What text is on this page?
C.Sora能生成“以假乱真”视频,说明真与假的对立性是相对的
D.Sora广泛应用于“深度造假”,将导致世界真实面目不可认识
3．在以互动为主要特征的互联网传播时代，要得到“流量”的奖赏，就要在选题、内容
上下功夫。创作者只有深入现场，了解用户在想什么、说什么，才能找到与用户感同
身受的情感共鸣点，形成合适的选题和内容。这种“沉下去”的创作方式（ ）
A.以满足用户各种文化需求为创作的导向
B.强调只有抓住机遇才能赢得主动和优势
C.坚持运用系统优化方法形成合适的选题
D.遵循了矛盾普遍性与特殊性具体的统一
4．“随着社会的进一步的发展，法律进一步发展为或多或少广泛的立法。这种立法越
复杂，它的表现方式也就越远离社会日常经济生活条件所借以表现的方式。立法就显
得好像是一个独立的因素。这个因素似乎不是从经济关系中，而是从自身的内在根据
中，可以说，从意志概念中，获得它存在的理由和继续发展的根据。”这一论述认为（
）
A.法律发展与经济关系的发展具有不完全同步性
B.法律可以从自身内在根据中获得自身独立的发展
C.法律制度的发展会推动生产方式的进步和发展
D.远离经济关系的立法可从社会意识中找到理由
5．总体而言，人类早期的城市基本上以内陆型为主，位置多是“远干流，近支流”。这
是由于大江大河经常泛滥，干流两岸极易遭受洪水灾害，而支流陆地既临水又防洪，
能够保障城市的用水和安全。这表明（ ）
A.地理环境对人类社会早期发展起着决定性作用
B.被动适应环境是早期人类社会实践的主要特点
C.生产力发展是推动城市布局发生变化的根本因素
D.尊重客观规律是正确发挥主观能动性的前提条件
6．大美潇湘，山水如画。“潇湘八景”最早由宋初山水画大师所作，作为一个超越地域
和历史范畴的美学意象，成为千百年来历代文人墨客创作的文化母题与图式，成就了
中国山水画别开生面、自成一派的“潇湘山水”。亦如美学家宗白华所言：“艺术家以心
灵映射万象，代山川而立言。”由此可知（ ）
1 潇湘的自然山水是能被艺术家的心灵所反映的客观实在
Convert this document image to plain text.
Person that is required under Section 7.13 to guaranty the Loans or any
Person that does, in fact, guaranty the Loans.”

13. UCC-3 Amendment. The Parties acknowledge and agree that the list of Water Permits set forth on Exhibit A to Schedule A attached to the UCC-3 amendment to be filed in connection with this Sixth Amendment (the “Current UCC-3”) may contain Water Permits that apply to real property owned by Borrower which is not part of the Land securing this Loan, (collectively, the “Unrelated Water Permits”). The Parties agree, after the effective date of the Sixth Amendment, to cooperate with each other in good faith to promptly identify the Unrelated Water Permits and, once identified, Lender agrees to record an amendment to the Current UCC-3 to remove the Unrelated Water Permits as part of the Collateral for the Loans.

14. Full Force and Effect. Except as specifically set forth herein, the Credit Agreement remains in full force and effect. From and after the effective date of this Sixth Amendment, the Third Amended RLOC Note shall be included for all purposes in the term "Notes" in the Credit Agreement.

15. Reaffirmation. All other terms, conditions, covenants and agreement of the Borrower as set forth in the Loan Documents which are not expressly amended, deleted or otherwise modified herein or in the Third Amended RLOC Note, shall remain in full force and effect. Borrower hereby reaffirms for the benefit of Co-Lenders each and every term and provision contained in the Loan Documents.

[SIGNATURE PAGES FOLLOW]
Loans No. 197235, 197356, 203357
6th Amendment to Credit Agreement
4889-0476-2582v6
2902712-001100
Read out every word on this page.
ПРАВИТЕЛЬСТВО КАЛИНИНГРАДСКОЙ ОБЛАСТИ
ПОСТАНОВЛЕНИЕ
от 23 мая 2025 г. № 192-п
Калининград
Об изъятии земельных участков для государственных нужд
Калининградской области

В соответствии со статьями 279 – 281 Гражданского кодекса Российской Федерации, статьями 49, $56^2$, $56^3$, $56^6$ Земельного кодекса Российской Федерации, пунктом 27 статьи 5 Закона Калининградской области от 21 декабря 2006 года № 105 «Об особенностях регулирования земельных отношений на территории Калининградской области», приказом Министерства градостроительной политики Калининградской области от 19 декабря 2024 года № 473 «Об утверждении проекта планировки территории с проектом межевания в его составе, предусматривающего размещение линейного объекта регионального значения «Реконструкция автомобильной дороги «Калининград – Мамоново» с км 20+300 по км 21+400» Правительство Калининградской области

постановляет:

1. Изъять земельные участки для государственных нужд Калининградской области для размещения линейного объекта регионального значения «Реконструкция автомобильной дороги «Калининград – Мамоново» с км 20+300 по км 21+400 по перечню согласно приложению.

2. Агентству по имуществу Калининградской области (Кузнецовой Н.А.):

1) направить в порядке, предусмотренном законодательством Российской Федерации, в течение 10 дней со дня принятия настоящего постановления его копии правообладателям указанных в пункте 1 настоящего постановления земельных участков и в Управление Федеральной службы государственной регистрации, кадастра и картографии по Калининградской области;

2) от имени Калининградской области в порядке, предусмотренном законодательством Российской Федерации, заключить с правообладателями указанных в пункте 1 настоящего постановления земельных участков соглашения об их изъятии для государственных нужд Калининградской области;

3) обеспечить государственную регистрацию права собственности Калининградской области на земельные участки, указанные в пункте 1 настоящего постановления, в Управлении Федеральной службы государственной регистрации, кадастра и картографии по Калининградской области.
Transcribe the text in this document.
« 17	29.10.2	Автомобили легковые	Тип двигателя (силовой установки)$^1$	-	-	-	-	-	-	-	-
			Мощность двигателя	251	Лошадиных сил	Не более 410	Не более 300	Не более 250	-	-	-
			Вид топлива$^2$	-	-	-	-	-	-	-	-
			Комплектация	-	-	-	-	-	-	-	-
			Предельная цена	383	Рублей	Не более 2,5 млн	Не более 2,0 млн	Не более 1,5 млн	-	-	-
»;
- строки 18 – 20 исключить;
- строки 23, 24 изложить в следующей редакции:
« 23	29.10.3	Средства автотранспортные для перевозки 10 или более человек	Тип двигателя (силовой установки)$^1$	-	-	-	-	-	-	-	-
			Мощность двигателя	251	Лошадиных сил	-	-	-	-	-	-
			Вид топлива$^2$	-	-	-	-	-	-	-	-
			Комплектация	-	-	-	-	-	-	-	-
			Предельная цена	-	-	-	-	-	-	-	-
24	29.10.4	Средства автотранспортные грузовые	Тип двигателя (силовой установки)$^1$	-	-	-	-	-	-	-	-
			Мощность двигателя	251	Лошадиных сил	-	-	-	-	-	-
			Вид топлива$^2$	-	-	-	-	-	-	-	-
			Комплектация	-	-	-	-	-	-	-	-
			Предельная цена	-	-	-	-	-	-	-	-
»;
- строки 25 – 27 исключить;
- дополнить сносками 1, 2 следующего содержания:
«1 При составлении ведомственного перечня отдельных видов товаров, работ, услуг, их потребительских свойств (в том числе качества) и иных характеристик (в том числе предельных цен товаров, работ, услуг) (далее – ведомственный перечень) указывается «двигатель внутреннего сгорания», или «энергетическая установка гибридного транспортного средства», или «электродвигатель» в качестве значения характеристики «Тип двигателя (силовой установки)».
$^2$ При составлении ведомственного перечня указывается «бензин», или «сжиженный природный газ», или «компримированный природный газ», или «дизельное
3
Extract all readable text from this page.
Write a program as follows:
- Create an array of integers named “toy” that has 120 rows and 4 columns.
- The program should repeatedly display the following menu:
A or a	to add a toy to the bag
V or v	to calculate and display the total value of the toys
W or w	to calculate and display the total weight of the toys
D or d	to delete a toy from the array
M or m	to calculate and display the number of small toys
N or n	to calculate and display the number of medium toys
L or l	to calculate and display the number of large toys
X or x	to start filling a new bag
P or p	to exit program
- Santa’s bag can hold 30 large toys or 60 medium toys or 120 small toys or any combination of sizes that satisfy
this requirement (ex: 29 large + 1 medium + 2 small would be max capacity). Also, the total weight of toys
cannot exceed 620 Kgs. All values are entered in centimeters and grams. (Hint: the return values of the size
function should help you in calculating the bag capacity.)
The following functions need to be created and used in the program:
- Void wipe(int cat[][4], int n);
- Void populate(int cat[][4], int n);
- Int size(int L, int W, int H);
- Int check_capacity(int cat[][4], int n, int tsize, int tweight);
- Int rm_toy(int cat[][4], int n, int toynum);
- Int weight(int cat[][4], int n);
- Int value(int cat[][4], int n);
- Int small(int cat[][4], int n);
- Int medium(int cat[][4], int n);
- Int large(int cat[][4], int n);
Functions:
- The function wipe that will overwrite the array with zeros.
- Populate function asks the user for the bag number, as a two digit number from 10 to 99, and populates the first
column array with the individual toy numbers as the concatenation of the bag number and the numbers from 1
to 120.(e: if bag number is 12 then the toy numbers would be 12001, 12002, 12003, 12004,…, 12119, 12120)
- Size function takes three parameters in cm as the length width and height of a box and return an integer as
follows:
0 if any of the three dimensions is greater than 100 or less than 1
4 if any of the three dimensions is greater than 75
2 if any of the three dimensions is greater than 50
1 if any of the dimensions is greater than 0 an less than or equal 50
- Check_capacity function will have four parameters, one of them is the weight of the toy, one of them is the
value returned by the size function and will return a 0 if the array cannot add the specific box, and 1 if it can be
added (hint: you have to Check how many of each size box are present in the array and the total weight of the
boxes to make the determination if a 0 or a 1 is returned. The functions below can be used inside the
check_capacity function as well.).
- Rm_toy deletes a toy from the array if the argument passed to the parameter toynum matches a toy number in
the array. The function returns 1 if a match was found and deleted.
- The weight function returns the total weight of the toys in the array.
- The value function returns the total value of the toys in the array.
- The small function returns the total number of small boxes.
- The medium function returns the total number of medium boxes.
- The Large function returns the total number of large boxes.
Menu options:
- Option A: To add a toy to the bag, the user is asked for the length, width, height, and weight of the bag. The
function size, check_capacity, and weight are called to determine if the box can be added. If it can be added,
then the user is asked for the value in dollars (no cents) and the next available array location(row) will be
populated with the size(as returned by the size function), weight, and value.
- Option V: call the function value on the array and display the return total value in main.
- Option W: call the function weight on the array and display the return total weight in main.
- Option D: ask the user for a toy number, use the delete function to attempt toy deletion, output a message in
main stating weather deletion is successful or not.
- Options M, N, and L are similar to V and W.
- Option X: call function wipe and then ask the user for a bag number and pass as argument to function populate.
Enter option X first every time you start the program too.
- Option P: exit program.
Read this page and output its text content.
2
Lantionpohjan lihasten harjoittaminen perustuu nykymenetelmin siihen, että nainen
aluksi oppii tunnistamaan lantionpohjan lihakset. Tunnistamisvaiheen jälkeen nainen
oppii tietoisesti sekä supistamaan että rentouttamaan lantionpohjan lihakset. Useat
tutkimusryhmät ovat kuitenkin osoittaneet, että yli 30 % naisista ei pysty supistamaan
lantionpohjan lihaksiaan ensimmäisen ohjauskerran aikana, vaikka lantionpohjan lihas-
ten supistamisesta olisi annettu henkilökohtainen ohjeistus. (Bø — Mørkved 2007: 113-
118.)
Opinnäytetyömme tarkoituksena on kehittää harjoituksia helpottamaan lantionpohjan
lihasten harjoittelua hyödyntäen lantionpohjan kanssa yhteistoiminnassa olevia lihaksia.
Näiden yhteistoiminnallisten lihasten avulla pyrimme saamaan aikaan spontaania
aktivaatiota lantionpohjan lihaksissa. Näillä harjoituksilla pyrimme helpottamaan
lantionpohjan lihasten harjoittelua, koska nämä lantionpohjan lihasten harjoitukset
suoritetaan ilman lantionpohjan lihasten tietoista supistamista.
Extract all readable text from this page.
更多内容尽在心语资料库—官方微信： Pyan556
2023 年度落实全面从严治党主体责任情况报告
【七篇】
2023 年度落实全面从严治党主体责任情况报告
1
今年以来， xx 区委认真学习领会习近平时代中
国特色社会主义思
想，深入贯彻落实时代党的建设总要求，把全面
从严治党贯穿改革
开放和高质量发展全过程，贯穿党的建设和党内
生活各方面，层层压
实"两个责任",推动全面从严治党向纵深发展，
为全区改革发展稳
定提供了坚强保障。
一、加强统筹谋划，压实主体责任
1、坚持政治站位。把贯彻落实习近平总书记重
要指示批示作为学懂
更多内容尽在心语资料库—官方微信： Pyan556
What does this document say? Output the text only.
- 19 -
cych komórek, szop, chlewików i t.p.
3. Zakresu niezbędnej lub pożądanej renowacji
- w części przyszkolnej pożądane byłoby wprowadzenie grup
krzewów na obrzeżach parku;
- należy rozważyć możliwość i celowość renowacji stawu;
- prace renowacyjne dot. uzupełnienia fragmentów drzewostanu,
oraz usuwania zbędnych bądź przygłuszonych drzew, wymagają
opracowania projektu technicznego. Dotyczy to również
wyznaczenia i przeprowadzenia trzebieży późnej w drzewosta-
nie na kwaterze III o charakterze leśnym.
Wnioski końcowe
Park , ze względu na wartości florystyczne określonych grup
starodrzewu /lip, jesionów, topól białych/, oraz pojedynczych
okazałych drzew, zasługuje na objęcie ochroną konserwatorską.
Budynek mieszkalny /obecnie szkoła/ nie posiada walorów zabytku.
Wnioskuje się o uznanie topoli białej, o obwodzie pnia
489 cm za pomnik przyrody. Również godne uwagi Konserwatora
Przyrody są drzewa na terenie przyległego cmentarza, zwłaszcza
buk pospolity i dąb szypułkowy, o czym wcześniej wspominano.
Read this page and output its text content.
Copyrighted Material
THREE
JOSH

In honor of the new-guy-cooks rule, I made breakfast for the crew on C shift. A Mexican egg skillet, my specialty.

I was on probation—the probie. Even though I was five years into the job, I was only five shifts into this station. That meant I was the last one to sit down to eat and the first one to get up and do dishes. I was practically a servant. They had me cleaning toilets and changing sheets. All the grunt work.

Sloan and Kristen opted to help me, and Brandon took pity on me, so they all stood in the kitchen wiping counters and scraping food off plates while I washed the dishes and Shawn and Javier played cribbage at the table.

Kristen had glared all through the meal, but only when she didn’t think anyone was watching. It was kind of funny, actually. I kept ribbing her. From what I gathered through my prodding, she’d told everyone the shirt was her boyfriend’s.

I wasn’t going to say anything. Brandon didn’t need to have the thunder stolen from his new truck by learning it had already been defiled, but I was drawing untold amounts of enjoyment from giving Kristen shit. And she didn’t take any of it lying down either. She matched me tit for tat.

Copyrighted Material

#####

- [What you have to do] From the data above, copy out every line with the string "would" in it.

- [Exercise solution]
this requirement (ex: 29 large + 1 medium + 2 small would be max capacity). Also, the total weight of toys
to 120.(e: if bag number is 12 then the toy numbers would be 12001, 12002, 12003, 12004,…, 12119, 12120)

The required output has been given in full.